À faire:
Dans la critique de Dredd, combien d'étages compte l'immeuble du district de Peachtrees ?

Texte fourni:
━━━
Réalisateur : Pete Travis
Année de Sortie : 2012
Origine : États-Unis / Royaume-Uni / Inde
Genre : The Raid du Futur
Durée : 1h35
Thibaud Savignol : 6/10
Evil Dredd
Comme le titre l’indique, Dredd est une relecture déguisée du petit bijou de Gareth Evans. Sorti un an plus tôt, The Raid a décroché la mâchoire de plus d’un spectateur à travers le globe. Pas étonnant qu’il devienne une source d’inspiration pour des projets étiquetés action. 17 ans après une première adaptation qui laissa un goût amer en bouche, autant pour les fans du comics que pour les néophytes, Judge Dredd est de retour sur grand écran. Fini le côté grand guignol tout public. Le juge est cette fois de retour pour exploser des crânes et briser des clavicules.
Alors qu’il doit former une nouvelle recrue, Dredd se voit appeler dans le district de Peachtrees suite à un triple homicide. Immense immeuble de deux cents étages, sorte de bidonville vertical regroupant plus de 75 000 âmes, le lieu est avant tout le repère d’un nouveau gang aux méthodes peu orthodoxes. Quelques minutes après après leur arrivée, alors qu’ils embarquent les coupables, de gigantesques rideaux de fer cloisonnent l’accès au bâtiment. Impossible d’y entrer ou d’en sortir. Le piège vient de se refermer, il va falloir lutter pour survivre. Deux ans avant de réaliser Ex Machina, Alex Garland livre ici son quatrième scénario (28 jours plus tard notamment), qui sous l’égide de Pete Travis se transforme en actionner testostéroné ultra-violent.
━━━
Données:

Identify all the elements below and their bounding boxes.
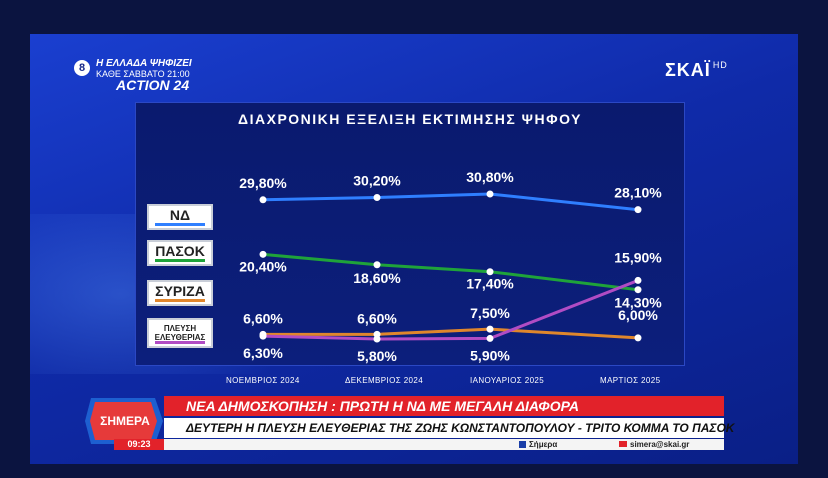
━━━
Résultat:
L'immeuble compte deux cents étages.